__EXERCISE DETAILS__:
Among the records below, find each line that includes the string "name" and copy it.

__DATASET EXCERPTS__:
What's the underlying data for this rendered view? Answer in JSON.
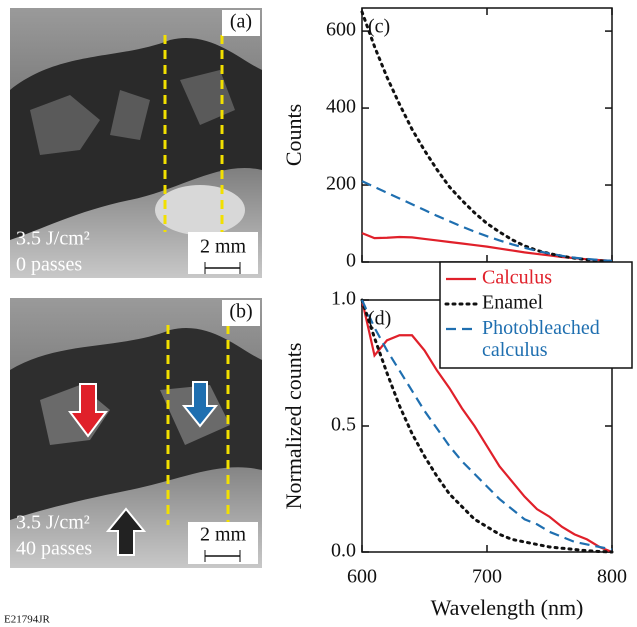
{
  "panels": [
    {
      "label": "(a)",
      "fluence": "3.5 J/cm²",
      "passes": "0 passes",
      "scale": "2 mm"
    },
    {
      "label": "(b)",
      "fluence": "3.5 J/cm²",
      "passes": "40 passes",
      "scale": "2 mm"
    }
  ],
  "figure_id": "E21794JR",
  "chart_data": [
    {
      "type": "line",
      "annotation": "(c)",
      "ylabel": "Counts",
      "show_xtick_labels": false,
      "x": [
        600,
        610,
        620,
        630,
        640,
        650,
        660,
        670,
        680,
        690,
        700,
        710,
        720,
        730,
        740,
        750,
        760,
        770,
        780,
        790,
        800
      ],
      "xlim": [
        600,
        800
      ],
      "xticks": [
        600,
        700,
        800
      ],
      "ylim": [
        0,
        660
      ],
      "yticks": [
        0,
        200,
        400,
        600
      ],
      "series": [
        {
          "color": "#e0202a",
          "dash": "solid",
          "values": [
            75,
            62,
            63,
            65,
            64,
            60,
            56,
            52,
            48,
            44,
            40,
            35,
            30,
            25,
            21,
            17,
            13,
            10,
            7,
            5,
            3
          ]
        },
        {
          "color": "#111111",
          "dash": "dotted",
          "values": [
            650,
            560,
            480,
            410,
            345,
            290,
            240,
            195,
            160,
            128,
            100,
            78,
            58,
            42,
            30,
            22,
            15,
            10,
            6,
            3,
            2
          ]
        },
        {
          "color": "#1f6fb0",
          "dash": "dashed",
          "values": [
            210,
            195,
            180,
            165,
            150,
            135,
            120,
            106,
            92,
            79,
            67,
            56,
            46,
            37,
            29,
            22,
            16,
            11,
            8,
            5,
            3
          ]
        }
      ]
    },
    {
      "type": "line",
      "annotation": "(d)",
      "ylabel": "Normalized counts",
      "xlabel": "Wavelength (nm)",
      "show_xtick_labels": true,
      "legend": "top-right",
      "x": [
        600,
        610,
        620,
        630,
        640,
        650,
        660,
        670,
        680,
        690,
        700,
        710,
        720,
        730,
        740,
        750,
        760,
        770,
        780,
        790,
        800
      ],
      "xlim": [
        600,
        800
      ],
      "xticks": [
        600,
        700,
        800
      ],
      "ylim": [
        0,
        1.0
      ],
      "yticks": [
        {
          "value": 0,
          "label": "0.0"
        },
        {
          "value": 0.5,
          "label": "0.5"
        },
        {
          "value": 1.0,
          "label": "1.0"
        }
      ],
      "series": [
        {
          "name": "Calculus",
          "color": "#e0202a",
          "dash": "solid",
          "values": [
            1.0,
            0.78,
            0.84,
            0.86,
            0.86,
            0.8,
            0.72,
            0.65,
            0.57,
            0.5,
            0.42,
            0.34,
            0.28,
            0.22,
            0.17,
            0.14,
            0.1,
            0.07,
            0.05,
            0.02,
            0.0
          ]
        },
        {
          "name": "Enamel",
          "color": "#111111",
          "dash": "dotted",
          "values": [
            1.0,
            0.85,
            0.71,
            0.58,
            0.47,
            0.38,
            0.3,
            0.23,
            0.18,
            0.13,
            0.1,
            0.07,
            0.05,
            0.04,
            0.03,
            0.02,
            0.015,
            0.01,
            0.005,
            0.002,
            0
          ]
        },
        {
          "name": "Photobleached calculus",
          "color": "#1f6fb0",
          "dash": "dashed",
          "values": [
            1.0,
            0.89,
            0.8,
            0.72,
            0.64,
            0.56,
            0.49,
            0.42,
            0.36,
            0.31,
            0.26,
            0.21,
            0.17,
            0.13,
            0.11,
            0.08,
            0.06,
            0.04,
            0.03,
            0.02,
            0.01
          ]
        }
      ]
    }
  ]
}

__SOLUTION FOR THIS TASK__:
          "name": "Calculus",
          "name": "Enamel",
          "name": "Photobleached calculus",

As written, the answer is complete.